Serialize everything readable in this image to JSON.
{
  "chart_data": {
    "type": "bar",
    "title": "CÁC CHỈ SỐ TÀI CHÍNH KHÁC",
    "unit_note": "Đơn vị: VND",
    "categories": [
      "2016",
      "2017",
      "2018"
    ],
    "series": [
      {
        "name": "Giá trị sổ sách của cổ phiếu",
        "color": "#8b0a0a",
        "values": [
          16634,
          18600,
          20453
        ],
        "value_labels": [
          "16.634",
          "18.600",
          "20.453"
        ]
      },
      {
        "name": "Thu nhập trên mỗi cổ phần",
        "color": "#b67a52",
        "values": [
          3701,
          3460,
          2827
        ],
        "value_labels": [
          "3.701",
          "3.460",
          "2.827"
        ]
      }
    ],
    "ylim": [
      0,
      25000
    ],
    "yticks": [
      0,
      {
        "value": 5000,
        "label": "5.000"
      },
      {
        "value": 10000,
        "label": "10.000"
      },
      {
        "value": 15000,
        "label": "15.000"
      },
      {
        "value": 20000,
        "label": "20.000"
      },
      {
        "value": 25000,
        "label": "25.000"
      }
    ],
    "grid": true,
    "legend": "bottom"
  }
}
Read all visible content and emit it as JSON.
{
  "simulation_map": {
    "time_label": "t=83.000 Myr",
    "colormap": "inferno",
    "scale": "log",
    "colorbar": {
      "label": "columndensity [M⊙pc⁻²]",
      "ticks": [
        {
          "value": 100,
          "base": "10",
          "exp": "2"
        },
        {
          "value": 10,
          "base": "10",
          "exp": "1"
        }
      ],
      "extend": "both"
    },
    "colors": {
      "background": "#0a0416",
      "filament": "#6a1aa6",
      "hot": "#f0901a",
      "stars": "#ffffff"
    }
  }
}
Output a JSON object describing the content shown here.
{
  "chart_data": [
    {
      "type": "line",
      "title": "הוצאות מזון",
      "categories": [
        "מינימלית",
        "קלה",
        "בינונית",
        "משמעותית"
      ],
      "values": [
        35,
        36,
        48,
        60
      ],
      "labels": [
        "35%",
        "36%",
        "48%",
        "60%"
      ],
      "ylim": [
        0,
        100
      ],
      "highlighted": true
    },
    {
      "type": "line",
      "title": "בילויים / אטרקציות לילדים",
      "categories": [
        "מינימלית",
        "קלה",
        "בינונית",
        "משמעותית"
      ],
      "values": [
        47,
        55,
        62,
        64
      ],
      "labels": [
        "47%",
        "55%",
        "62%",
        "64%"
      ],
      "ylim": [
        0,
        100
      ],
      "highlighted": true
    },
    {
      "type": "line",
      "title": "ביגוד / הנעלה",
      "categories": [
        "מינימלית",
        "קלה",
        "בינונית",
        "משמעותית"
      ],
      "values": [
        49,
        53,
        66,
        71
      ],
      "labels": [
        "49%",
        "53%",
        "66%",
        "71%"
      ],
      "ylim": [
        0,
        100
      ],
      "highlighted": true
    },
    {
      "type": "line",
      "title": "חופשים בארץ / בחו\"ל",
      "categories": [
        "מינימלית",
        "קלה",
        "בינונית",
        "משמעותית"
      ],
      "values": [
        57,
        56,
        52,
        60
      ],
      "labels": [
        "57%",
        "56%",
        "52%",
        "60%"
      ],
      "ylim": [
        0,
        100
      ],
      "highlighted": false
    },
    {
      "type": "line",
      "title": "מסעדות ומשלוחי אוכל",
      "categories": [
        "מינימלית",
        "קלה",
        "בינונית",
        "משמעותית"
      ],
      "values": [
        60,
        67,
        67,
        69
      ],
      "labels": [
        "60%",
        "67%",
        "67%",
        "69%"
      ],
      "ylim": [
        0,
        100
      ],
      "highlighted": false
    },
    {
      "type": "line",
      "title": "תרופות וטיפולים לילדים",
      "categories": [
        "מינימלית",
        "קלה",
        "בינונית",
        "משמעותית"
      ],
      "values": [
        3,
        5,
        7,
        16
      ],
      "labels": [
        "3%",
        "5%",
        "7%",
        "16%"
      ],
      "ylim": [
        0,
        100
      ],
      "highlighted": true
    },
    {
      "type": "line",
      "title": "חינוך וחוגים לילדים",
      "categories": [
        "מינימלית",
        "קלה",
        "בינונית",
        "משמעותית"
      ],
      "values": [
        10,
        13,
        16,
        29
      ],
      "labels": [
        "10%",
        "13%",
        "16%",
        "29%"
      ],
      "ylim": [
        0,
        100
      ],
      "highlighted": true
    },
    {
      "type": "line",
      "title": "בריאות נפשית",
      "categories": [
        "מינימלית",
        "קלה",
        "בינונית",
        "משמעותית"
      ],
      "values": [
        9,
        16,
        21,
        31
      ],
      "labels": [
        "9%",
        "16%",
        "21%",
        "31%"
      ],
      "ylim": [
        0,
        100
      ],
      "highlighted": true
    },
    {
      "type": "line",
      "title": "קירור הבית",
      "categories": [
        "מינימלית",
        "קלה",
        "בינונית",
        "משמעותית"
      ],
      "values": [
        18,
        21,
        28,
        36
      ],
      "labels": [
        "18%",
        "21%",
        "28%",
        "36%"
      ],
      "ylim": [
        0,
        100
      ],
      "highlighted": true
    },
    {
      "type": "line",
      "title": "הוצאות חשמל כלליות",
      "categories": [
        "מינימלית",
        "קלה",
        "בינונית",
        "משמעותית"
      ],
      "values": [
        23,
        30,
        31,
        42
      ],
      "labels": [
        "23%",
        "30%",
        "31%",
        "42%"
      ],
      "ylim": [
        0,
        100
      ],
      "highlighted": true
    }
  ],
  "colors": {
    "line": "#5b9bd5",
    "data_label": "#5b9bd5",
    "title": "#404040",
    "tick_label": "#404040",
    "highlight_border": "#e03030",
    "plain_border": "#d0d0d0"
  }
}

□ □ □

Exactly reproduce every line found in the records.

Serialize everything readable in this image to JSON.
{
  "chart_data": {
    "type": "bar",
    "title": "CÁC CHỈ SỐ TÀI CHÍNH KHÁC",
    "unit_note": "Đơn vị: VND",
    "categories": [
      "2016",
      "2017",
      "2018"
    ],
    "series": [
      {
        "name": "Giá trị sổ sách của cổ phiếu",
        "color": "#8b0a0a",
        "values": [
          16634,
          18600,
          20453
        ],
        "value_labels": [
          "16.634",
          "18.600",
          "20.453"
        ]
      },
      {
        "name": "Thu nhập trên mỗi cổ phần",
        "color": "#b67a52",
        "values": [
          3701,
          3460,
          2827
        ],
        "value_labels": [
          "3.701",
          "3.460",
          "2.827"
        ]
      }
    ],
    "ylim": [
      0,
      25000
    ],
    "yticks": [
      0,
      {
        "value": 5000,
        "label": "5.000"
      },
      {
        "value": 10000,
        "label": "10.000"
      },
      {
        "value": 15000,
        "label": "15.000"
      },
      {
        "value": 20000,
        "label": "20.000"
      },
      {
        "value": 25000,
        "label": "25.000"
      }
    ],
    "grid": true,
    "legend": "bottom"
  }
}
Read all visible content and emit it as JSON.
{
  "simulation_map": {
    "time_label": "t=83.000 Myr",
    "colormap": "inferno",
    "scale": "log",
    "colorbar": {
      "label": "columndensity [M⊙pc⁻²]",
      "ticks": [
        {
          "value": 100,
          "base": "10",
          "exp": "2"
        },
        {
          "value": 10,
          "base": "10",
          "exp": "1"
        }
      ],
      "extend": "both"
    },
    "colors": {
      "background": "#0a0416",
      "filament": "#6a1aa6",
      "hot": "#f0901a",
      "stars": "#ffffff"
    }
  }
}
Output a JSON object describing the content shown here.
{
  "chart_data": [
    {
      "type": "line",
      "title": "הוצאות מזון",
      "categories": [
        "מינימלית",
        "קלה",
        "בינונית",
        "משמעותית"
      ],
      "values": [
        35,
        36,
        48,
        60
      ],
      "labels": [
        "35%",
        "36%",
        "48%",
        "60%"
      ],
      "ylim": [
        0,
        100
      ],
      "highlighted": true
    },
    {
      "type": "line",
      "title": "בילויים / אטרקציות לילדים",
      "categories": [
        "מינימלית",
        "קלה",
        "בינונית",
        "משמעותית"
      ],
      "values": [
        47,
        55,
        62,
        64
      ],
      "labels": [
        "47%",
        "55%",
        "62%",
        "64%"
      ],
      "ylim": [
        0,
        100
      ],
      "highlighted": true
    },
    {
      "type": "line",
      "title": "ביגוד / הנעלה",
      "categories": [
        "מינימלית",
        "קלה",
        "בינונית",
        "משמעותית"
      ],
      "values": [
        49,
        53,
        66,
        71
      ],
      "labels": [
        "49%",
        "53%",
        "66%",
        "71%"
      ],
      "ylim": [
        0,
        100
      ],
      "highlighted": true
    },
    {
      "type": "line",
      "title": "חופשים בארץ / בחו\"ל",
      "categories": [
        "מינימלית",
        "קלה",
        "בינונית",
        "משמעותית"
      ],
      "values": [
        57,
        56,
        52,
        60
      ],
      "labels": [
        "57%",
        "56%",
        "52%",
        "60%"
      ],
      "ylim": [
        0,
        100
      ],
      "highlighted": false
    },
    {
      "type": "line",
      "title": "מסעדות ומשלוחי אוכל",
      "categories": [
        "מינימלית",
        "קלה",
        "בינונית",
        "משמעותית"
      ],
      "values": [
        60,
        67,
        67,
        69
      ],
      "labels": [
        "60%",
        "67%",
        "67%",
        "69%"
      ],
      "ylim": [
        0,
        100
      ],
      "highlighted": false
    },
    {
      "type": "line",
      "title": "תרופות וטיפולים לילדים",
      "categories": [
        "מינימלית",
        "קלה",
        "בינונית",
        "משמעותית"
      ],
      "values": [
        3,
        5,
        7,
        16
      ],
      "labels": [
        "3%",
        "5%",
        "7%",
        "16%"
      ],
      "ylim": [
        0,
        100
      ],
      "highlighted": true
    },
    {
      "type": "line",
      "title": "חינוך וחוגים לילדים",
      "categories": [
        "מינימלית",
        "קלה",
        "בינונית",
        "משמעותית"
      ],
      "values": [
        10,
        13,
        16,
        29
      ],
      "labels": [
        "10%",
        "13%",
        "16%",
        "29%"
      ],
      "ylim": [
        0,
        100
      ],
      "highlighted": true
    },
    {
      "type": "line",
      "title": "בריאות נפשית",
      "categories": [
        "מינימלית",
        "קלה",
        "בינונית",
        "משמעותית"
      ],
      "values": [
        9,
        16,
        21,
        31
      ],
      "labels": [
        "9%",
        "16%",
        "21%",
        "31%"
      ],
      "ylim": [
        0,
        100
      ],
      "highlighted": true
    },
    {
      "type": "line",
      "title": "קירור הבית",
      "categories": [
        "מינימלית",
        "קלה",
        "בינונית",
        "משמעותית"
      ],
      "values": [
        18,
        21,
        28,
        36
      ],
      "labels": [
        "18%",
        "21%",
        "28%",
        "36%"
      ],
      "ylim": [
        0,
        100
      ],
      "highlighted": true
    },
    {
      "type": "line",
      "title": "הוצאות חשמל כלליות",
      "categories": [
        "מינימלית",
        "קלה",
        "בינונית",
        "משמעותית"
      ],
      "values": [
        23,
        30,
        31,
        42
      ],
      "labels": [
        "23%",
        "30%",
        "31%",
        "42%"
      ],
      "ylim": [
        0,
        100
      ],
      "highlighted": true
    }
  ],
  "colors": {
    "line": "#5b9bd5",
    "data_label": "#5b9bd5",
    "title": "#404040",
    "tick_label": "#404040",
    "highlight_border": "#e03030",
    "plain_border": "#d0d0d0"
  }
}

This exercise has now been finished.